Data entries:
------------------------------------
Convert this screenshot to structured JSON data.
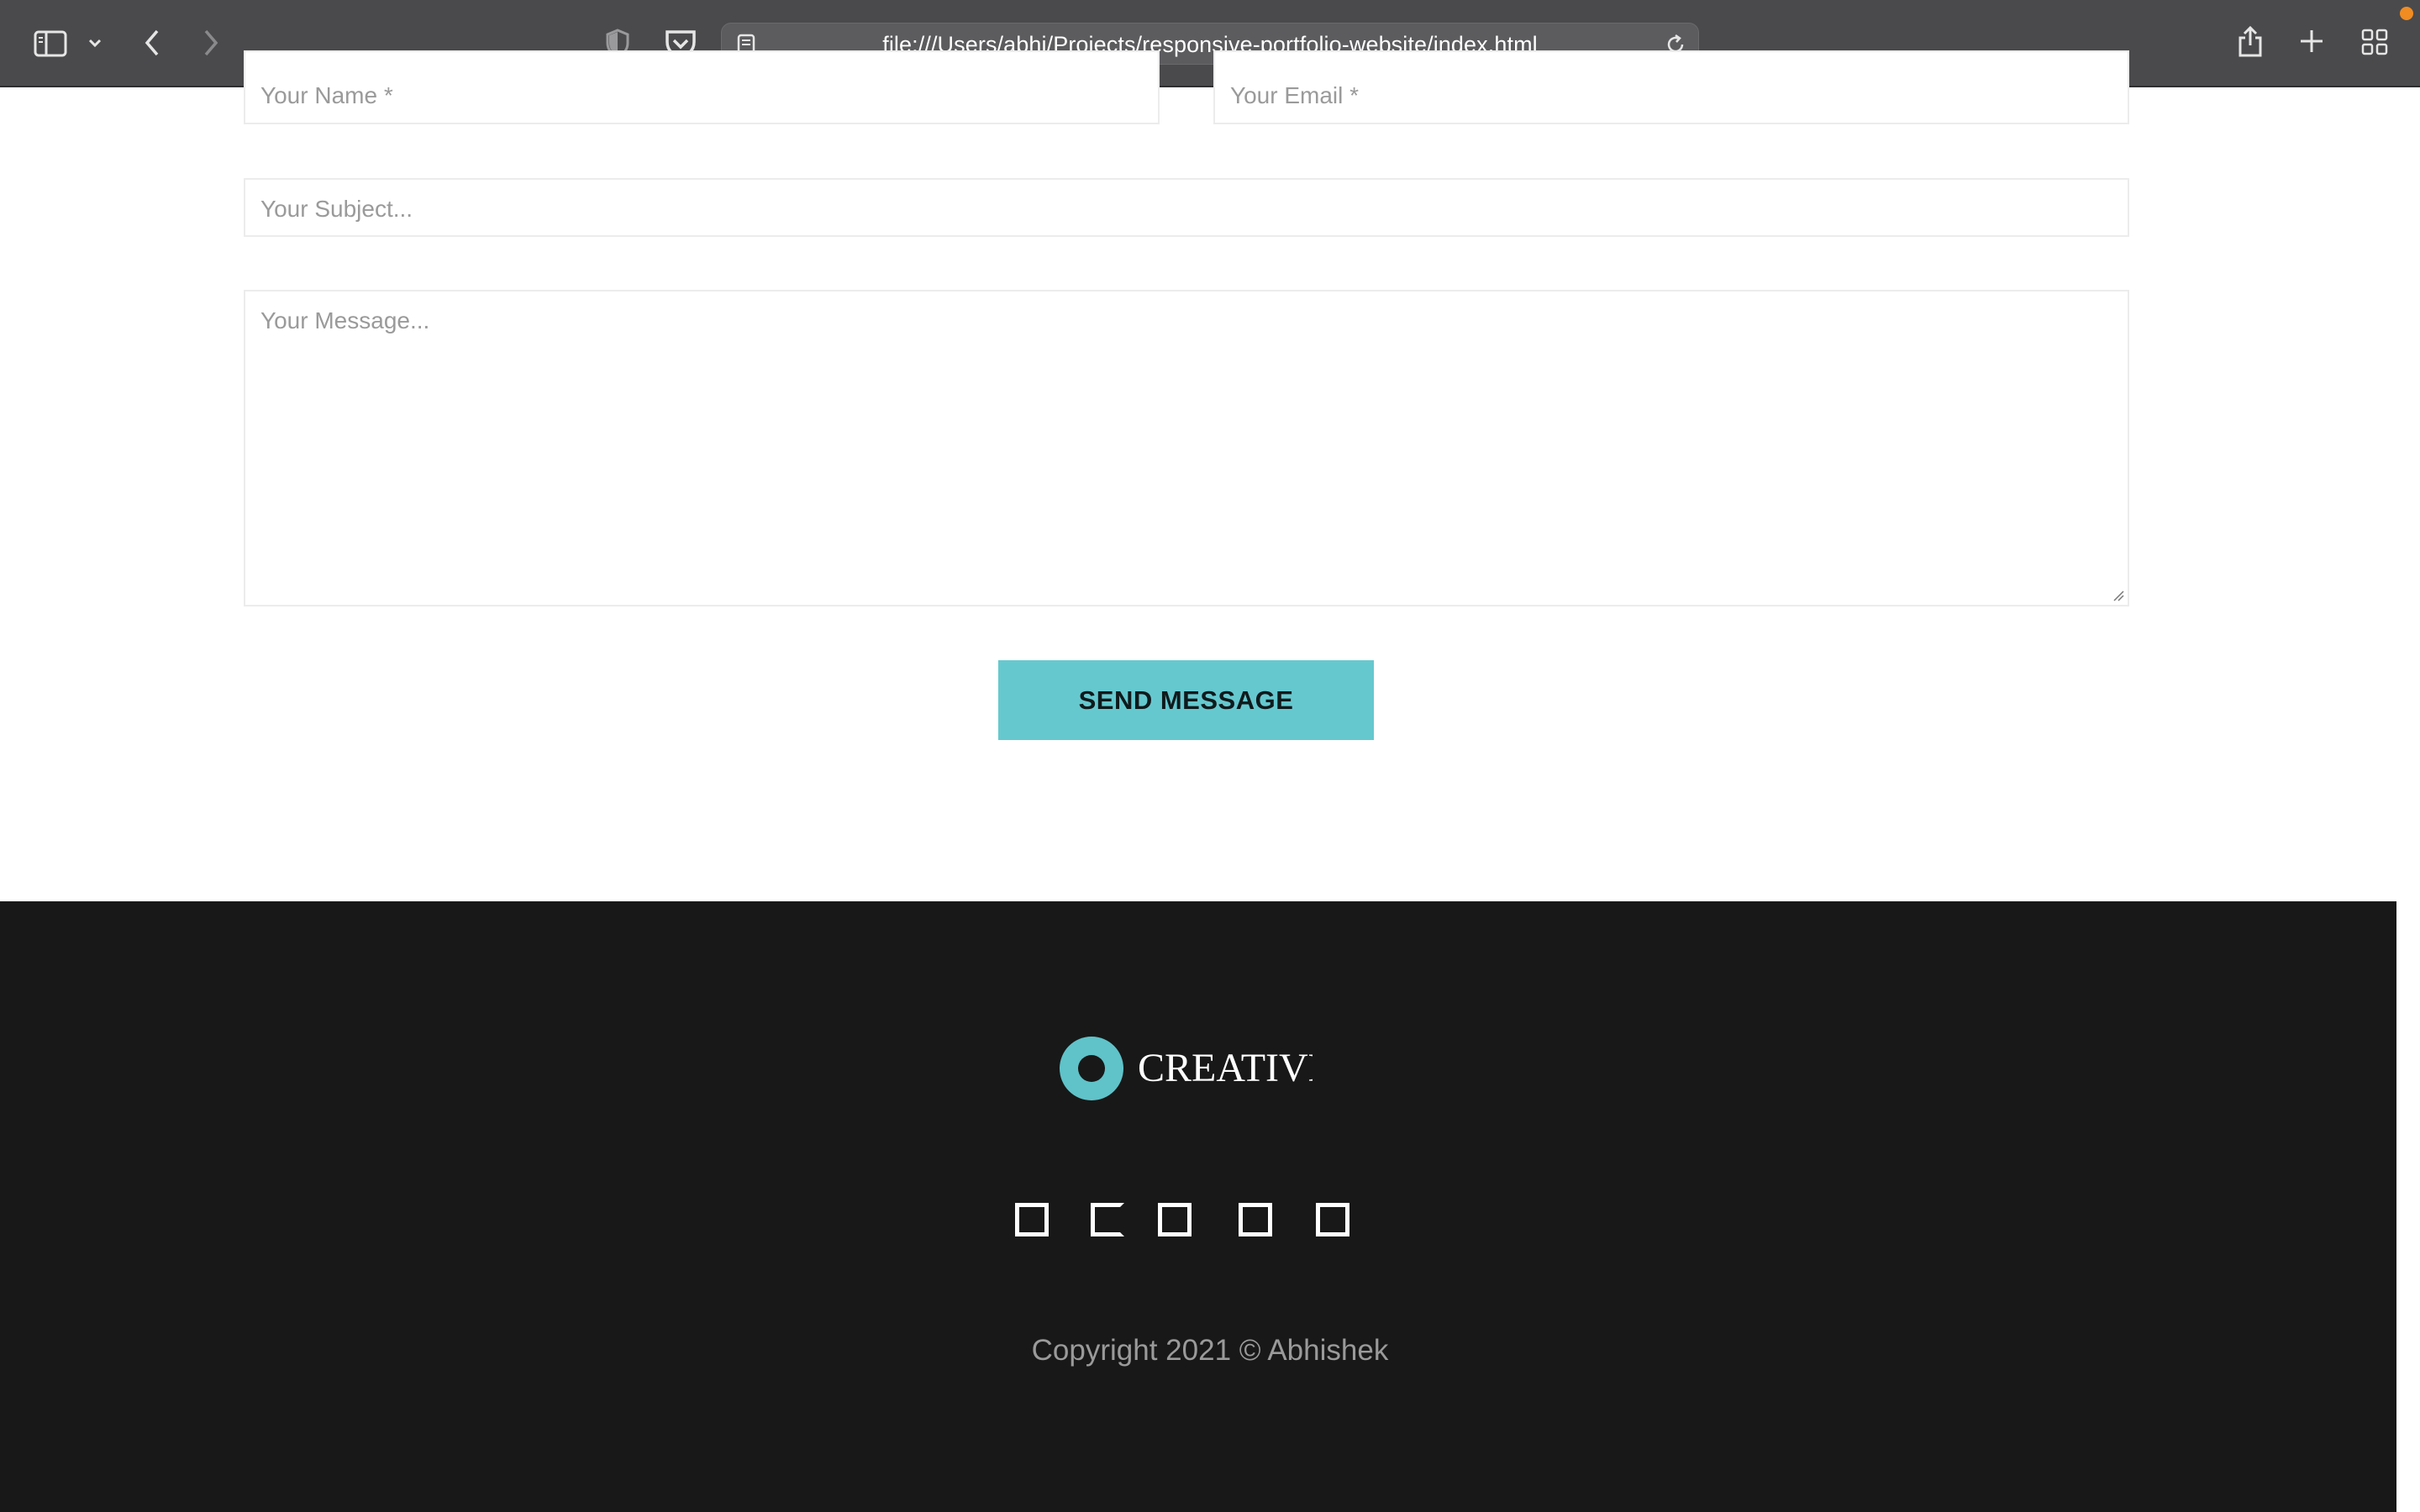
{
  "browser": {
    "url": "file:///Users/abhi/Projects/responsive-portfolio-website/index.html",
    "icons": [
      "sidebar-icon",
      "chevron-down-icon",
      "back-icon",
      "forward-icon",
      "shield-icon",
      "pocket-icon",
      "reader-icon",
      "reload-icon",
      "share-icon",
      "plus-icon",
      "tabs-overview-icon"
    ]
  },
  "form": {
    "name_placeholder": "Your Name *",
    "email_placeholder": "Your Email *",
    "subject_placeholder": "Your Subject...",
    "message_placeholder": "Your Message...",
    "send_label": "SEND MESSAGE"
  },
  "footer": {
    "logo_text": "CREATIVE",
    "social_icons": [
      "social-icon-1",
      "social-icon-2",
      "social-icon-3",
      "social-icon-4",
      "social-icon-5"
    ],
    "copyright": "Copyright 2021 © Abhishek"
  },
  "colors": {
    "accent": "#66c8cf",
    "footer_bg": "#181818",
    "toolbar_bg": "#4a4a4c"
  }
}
------------------------------------
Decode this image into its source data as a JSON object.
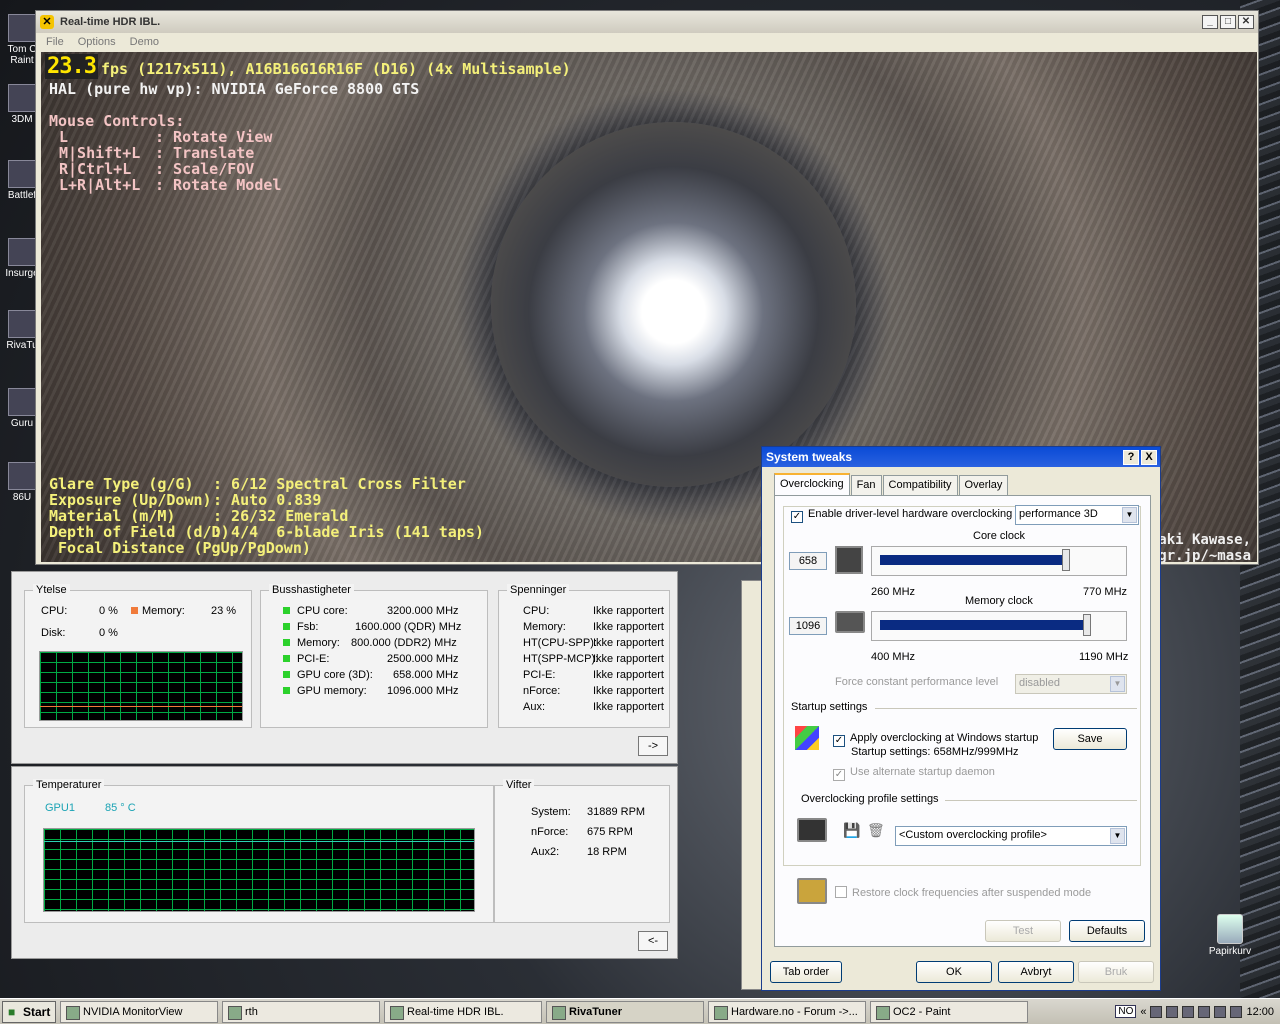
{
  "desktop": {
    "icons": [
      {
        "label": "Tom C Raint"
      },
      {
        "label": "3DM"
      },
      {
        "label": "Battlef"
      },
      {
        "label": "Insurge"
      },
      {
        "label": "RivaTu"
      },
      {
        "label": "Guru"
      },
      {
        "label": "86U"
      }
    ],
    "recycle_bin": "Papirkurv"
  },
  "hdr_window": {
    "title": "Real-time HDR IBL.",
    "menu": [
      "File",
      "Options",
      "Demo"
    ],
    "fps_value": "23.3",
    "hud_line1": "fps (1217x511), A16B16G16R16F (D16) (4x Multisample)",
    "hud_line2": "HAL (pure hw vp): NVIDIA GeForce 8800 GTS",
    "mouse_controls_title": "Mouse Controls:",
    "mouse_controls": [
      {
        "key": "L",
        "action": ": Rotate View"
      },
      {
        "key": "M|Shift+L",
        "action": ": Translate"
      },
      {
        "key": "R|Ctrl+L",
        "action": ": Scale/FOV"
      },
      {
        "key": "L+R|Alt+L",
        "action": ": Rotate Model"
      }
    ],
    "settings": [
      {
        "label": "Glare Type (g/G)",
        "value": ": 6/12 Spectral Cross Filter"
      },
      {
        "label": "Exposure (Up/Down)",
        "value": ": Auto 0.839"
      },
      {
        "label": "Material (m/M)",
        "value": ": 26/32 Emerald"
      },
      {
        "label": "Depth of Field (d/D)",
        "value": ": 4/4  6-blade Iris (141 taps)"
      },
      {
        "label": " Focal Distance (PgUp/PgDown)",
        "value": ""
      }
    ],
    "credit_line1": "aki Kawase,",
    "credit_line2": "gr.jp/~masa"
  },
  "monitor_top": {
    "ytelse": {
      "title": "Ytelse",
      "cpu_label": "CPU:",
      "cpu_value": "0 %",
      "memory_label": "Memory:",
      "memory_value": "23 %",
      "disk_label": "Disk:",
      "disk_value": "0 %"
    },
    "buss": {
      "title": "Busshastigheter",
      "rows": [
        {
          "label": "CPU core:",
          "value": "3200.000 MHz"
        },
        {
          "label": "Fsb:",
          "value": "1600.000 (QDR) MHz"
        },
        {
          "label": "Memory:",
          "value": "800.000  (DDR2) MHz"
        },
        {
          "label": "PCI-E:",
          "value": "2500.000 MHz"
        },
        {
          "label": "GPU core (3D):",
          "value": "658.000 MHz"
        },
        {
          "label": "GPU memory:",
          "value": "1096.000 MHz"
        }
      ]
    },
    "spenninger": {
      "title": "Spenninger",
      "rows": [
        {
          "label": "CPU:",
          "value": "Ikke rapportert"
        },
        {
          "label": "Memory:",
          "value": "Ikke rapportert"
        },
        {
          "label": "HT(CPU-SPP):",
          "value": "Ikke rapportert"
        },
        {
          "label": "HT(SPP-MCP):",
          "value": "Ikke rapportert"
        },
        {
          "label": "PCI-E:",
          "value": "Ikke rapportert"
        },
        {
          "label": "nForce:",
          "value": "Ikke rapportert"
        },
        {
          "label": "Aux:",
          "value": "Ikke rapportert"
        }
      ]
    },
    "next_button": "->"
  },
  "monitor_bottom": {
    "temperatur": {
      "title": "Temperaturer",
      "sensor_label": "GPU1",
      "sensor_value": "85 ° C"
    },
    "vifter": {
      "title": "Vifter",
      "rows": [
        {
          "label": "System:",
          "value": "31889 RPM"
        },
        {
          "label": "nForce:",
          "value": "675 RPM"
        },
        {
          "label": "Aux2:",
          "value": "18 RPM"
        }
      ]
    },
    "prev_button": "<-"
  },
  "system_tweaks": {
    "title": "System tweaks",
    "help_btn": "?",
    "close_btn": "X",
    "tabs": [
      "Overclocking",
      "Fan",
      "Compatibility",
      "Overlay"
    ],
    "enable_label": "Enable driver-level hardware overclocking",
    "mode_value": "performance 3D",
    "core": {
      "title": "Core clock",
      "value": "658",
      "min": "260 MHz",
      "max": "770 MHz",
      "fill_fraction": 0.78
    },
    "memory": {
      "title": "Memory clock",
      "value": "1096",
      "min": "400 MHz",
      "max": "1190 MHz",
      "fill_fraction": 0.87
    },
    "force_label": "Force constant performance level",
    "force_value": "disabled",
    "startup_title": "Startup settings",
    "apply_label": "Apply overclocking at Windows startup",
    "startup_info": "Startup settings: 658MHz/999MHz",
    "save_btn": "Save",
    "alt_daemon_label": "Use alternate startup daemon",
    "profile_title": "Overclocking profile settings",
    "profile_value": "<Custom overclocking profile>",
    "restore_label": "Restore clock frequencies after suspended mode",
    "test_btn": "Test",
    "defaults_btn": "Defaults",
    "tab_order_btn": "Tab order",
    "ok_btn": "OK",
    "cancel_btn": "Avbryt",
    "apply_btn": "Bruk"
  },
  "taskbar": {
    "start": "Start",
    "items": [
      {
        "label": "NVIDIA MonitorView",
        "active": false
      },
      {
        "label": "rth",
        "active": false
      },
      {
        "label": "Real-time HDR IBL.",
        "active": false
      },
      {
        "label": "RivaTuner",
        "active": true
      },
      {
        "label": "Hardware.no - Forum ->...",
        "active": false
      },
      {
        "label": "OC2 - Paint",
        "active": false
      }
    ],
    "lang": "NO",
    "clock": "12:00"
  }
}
------------------------------------
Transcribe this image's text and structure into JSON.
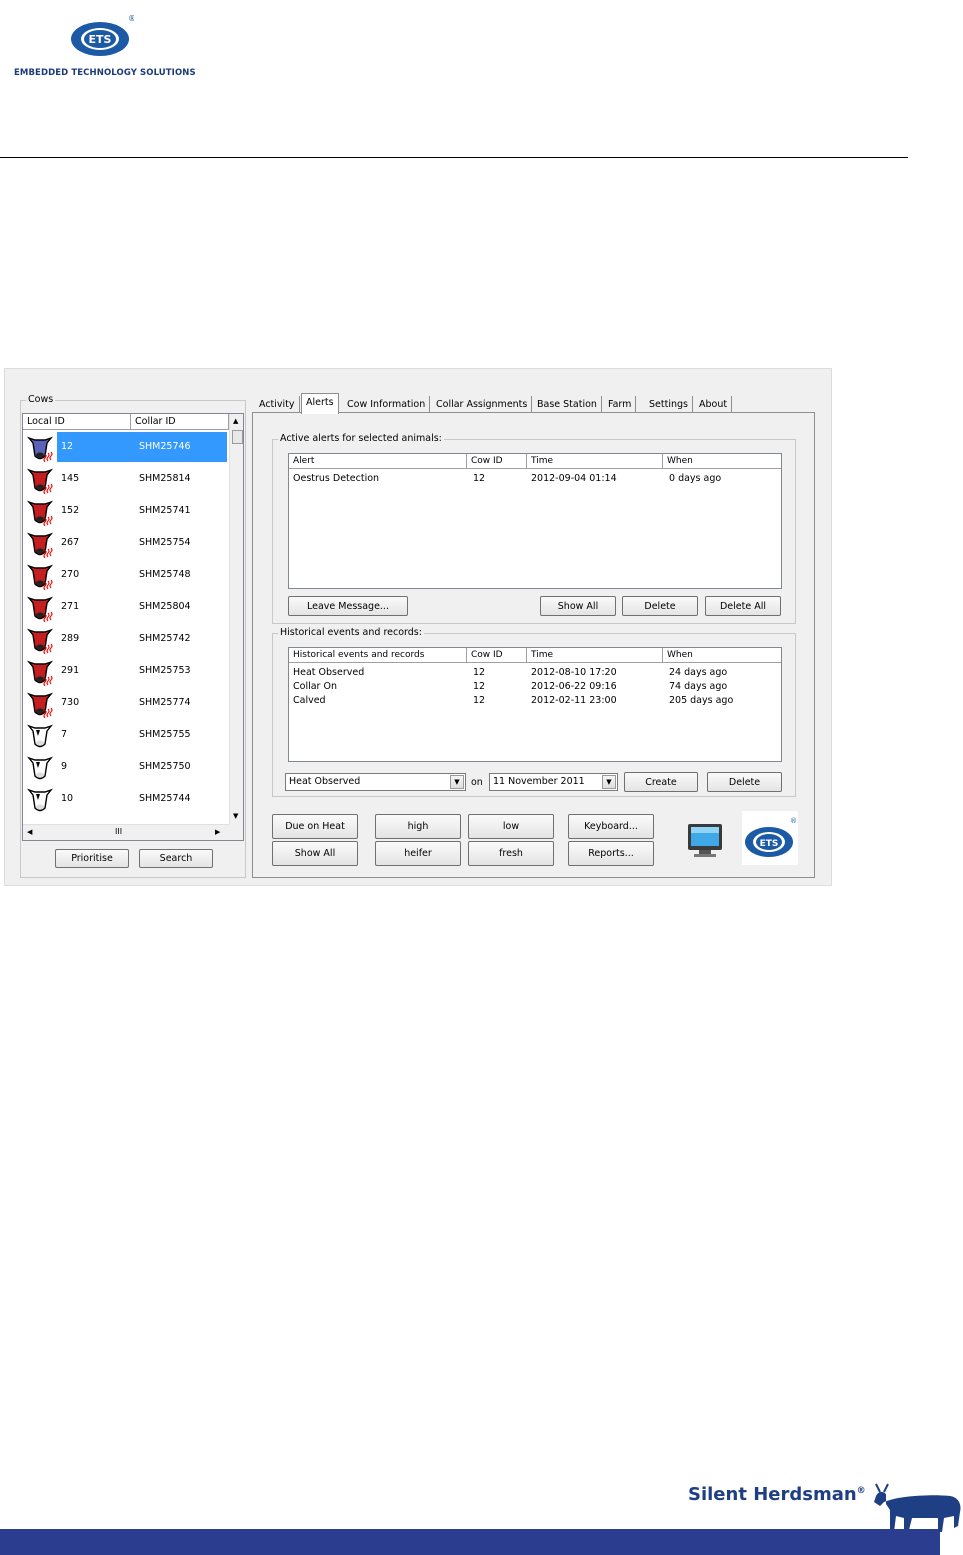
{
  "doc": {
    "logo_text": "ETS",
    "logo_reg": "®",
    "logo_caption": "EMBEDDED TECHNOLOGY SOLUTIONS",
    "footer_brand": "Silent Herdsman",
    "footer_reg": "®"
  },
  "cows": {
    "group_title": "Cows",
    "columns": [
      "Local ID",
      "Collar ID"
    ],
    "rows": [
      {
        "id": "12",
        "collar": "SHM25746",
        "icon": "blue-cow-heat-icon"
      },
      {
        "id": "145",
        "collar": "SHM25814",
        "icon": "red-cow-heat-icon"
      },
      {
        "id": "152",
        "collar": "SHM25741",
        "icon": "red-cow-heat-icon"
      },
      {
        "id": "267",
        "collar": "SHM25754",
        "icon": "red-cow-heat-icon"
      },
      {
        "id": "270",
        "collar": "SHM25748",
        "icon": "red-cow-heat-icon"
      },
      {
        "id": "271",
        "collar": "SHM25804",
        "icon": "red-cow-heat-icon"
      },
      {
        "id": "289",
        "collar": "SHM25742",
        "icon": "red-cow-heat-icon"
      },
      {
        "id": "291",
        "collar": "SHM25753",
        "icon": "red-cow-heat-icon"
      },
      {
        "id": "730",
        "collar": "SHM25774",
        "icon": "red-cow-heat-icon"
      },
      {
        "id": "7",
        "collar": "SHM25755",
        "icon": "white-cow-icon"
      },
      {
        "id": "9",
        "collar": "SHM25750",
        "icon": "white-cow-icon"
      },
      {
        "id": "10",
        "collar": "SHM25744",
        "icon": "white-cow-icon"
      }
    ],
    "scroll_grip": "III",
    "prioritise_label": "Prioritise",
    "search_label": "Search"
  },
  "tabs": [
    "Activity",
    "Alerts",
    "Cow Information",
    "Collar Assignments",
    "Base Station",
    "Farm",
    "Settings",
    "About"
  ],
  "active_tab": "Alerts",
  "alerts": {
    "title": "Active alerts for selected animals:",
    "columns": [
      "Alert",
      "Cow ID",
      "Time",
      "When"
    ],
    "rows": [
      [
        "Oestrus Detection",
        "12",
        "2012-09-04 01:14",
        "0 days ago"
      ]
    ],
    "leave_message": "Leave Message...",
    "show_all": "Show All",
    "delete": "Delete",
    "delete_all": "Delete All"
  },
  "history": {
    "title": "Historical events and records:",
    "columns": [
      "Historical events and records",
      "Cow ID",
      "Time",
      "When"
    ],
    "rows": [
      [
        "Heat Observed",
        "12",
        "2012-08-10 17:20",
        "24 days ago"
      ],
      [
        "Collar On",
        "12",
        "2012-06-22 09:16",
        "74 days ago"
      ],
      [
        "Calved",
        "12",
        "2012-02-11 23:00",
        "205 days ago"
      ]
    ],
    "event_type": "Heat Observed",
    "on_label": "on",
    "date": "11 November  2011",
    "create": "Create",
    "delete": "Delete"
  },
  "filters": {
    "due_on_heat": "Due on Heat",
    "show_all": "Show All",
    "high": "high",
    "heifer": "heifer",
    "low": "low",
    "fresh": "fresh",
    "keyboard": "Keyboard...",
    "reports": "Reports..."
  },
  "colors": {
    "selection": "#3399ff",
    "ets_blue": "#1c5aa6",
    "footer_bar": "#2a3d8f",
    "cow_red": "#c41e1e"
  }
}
------------------------------------
Using the records given above, list every line that includes the word "image".

Decode this image into its source data as a JSON object.
Transcribe this image's text and structure into JSON.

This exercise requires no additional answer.